— Start Document segment —

Battlestar Galactica Annual 2014
(Dynamite)
Written by Robert Place Napton
Illustrated by Kewber Baal
Cover by Kewber Baal
2014

Baltar reflects back on his life after being marooned on an uninhabited planet for the past yahren.

Notes from the BSG Chronology

The title page indicates this story follows the events of "The Hand of God". Page 1 indicates that Baltar has been marooned on an otherwise uninhabited planet for nearly a yahren. In "The Hand of God", Commander Adama offered Baltar his freedom on such a world in exchange for information about the layout of Cylon basestars. Baltar did, indeed, provide the information in that episode, but he was not seen to have been intentionally freed in the course of several comic book stories taking place afterward, though he escaped the prison barge in a Colonial shuttle during a battle in "Prison of Souls" Part 3. Perhaps Baltar was in some way marooned on this world after "leading" the Apshaidians in "Fire in the Sky" (though he does appear here to have Colonial shelter and equipment and he seems to blame Adama for his predicament). If Baltar was recaptured by the Colonial fleet at some point after "Fire in the Sky", it seems unlikely Commander Adama would still honor his promise to free him on an uninhabited world. This story is left as a bit of a conundrum in PopApostle's BSG chronology.

Didja Know?

This story does not have a title. I have chosen "There Will Be Blood" as a nod to the 2007 film of that name about a ruthless oilman who allows nothing to stand in the way of his achieving fortune and power in the oil industry, similar to Baltar's story as a tylium mine owner here.

Didja Notice?

On page 1, Baltar reflects that his place marooned on an otherwise uninhabited planet is what Adama called "better than the prison barge". Adama said this in "The Hand of God" when offering Baltar his freedom in exchange for information about the layout of Cylon basestars.

— End Document segment —

Set tasks –
[A] Write out the passage of the Battlestar Galactica Annual notes starting at "Battlestar Galactica Annual" and ending at "the past yahren.", both included.
[B] Give again, unchanged, the lines of the records starting at the first line of the records and ending at the line that contains "- nav-knowledge[interactable]: Знания: [370, 83, 401, 91]", both ends included.

— Start Stored rows —

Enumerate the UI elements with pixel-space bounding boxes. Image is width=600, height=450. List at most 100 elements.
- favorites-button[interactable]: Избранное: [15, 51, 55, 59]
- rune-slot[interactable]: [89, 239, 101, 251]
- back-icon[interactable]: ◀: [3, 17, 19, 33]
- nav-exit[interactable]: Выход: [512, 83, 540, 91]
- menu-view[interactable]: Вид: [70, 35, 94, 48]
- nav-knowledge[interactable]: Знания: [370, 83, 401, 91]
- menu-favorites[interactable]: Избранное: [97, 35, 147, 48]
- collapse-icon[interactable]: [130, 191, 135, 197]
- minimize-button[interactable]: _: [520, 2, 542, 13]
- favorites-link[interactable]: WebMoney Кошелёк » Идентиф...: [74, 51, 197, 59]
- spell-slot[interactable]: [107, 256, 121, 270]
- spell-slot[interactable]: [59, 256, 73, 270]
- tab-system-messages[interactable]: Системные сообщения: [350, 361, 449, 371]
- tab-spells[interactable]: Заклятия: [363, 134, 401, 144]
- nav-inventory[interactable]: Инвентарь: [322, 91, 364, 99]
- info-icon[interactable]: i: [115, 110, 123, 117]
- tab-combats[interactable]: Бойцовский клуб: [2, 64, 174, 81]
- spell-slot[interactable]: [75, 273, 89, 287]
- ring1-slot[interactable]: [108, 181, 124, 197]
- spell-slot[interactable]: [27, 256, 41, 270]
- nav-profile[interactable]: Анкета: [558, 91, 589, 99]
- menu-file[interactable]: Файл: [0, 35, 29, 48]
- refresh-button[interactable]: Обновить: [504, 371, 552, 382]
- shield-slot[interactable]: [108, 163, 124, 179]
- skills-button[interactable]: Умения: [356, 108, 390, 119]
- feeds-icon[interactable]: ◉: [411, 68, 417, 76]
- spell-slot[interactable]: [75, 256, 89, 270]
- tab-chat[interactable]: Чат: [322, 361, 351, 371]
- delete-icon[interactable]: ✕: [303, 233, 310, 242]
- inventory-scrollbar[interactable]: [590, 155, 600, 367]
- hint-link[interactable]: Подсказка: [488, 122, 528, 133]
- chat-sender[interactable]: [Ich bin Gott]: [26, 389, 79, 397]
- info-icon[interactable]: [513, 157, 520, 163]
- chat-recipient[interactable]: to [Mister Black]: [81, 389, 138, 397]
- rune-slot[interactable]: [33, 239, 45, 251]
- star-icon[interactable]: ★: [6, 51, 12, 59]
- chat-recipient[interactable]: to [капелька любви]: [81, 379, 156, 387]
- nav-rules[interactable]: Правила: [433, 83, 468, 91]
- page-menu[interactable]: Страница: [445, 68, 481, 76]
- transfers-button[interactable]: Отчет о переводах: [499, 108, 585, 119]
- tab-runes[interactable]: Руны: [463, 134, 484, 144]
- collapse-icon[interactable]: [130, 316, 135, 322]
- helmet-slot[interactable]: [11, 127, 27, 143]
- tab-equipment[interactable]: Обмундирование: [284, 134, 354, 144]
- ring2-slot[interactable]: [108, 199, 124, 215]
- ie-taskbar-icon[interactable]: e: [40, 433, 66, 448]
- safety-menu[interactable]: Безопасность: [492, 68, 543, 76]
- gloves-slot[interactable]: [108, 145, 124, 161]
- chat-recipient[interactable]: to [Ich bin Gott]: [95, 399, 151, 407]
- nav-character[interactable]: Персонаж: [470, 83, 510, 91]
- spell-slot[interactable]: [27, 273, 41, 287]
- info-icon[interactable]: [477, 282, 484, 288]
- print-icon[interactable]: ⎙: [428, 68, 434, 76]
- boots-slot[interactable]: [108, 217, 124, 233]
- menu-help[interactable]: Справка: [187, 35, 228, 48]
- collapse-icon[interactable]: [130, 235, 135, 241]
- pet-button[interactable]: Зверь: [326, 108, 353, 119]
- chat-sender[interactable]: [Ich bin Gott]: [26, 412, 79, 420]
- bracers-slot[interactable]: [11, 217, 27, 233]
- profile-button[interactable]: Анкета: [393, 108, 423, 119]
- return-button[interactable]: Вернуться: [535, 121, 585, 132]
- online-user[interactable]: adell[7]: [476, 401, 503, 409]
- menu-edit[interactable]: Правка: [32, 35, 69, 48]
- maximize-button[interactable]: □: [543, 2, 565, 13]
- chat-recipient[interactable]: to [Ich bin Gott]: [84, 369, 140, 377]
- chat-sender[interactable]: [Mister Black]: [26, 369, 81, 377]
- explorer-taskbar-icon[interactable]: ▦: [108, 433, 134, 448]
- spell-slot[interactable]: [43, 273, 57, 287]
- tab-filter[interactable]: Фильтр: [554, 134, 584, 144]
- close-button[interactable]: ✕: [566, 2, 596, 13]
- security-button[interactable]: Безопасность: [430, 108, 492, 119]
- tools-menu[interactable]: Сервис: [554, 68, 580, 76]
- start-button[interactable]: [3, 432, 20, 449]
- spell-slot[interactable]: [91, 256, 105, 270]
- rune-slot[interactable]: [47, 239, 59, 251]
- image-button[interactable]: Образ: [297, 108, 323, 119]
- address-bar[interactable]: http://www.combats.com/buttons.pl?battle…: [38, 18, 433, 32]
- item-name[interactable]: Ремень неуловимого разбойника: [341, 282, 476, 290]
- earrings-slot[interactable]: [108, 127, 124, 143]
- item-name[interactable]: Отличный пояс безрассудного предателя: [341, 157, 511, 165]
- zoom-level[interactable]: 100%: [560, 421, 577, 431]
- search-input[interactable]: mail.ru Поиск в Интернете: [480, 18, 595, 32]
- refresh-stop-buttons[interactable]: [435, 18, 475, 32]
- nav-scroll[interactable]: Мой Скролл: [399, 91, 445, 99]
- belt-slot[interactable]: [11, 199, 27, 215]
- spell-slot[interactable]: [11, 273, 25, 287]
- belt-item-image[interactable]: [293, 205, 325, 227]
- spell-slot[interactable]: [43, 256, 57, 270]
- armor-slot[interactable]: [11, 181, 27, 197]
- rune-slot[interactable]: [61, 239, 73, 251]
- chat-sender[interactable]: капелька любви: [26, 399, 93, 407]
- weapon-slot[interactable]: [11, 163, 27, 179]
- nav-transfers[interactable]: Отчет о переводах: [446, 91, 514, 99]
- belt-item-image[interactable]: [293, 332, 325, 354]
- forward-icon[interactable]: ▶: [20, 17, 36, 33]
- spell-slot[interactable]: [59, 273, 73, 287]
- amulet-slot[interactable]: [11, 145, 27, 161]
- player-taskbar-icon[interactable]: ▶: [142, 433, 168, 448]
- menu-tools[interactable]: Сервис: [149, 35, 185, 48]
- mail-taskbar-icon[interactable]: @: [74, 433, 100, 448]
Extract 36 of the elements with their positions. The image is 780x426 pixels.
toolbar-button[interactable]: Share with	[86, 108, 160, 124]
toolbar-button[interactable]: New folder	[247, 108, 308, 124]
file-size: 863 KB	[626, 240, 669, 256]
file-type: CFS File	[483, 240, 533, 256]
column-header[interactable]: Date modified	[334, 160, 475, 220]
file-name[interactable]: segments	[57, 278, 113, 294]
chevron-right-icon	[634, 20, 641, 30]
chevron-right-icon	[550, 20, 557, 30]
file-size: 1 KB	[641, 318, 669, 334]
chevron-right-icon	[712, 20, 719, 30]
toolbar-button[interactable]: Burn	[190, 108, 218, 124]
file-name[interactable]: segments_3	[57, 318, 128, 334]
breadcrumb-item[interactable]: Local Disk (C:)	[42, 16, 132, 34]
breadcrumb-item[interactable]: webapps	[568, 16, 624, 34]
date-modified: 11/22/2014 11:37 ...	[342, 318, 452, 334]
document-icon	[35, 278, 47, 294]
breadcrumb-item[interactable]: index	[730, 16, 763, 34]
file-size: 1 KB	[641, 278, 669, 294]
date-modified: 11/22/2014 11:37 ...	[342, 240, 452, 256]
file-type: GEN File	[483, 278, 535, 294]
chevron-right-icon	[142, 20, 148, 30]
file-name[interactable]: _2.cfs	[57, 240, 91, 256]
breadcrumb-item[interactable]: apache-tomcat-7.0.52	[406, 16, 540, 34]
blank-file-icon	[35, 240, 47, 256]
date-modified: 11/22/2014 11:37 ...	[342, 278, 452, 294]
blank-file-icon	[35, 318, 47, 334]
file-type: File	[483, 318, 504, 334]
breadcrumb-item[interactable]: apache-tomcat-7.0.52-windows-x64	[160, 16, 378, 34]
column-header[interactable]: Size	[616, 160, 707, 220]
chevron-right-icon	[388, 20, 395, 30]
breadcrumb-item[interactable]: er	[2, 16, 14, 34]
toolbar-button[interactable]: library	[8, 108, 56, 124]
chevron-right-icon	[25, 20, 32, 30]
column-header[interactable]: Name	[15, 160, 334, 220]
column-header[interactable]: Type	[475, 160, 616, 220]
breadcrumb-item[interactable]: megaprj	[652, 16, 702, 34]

— End Stored rows —

List of solutions –
[A]
Battlestar Galactica Annual 2014
(Dynamite)
Written by Robert Place Napton
Illustrated by Kewber Baal
Cover by Kewber Baal
2014

Baltar reflects back on his life after being marooned on an uninhabited planet for the past yahren.

[B]
Enumerate the UI elements with pixel-space bounding boxes. Image is width=600, height=450. List at most 100 elements.
- favorites-button[interactable]: Избранное: [15, 51, 55, 59]
- rune-slot[interactable]: [89, 239, 101, 251]
- back-icon[interactable]: ◀: [3, 17, 19, 33]
- nav-exit[interactable]: Выход: [512, 83, 540, 91]
- menu-view[interactable]: Вид: [70, 35, 94, 48]
- nav-knowledge[interactable]: Знания: [370, 83, 401, 91]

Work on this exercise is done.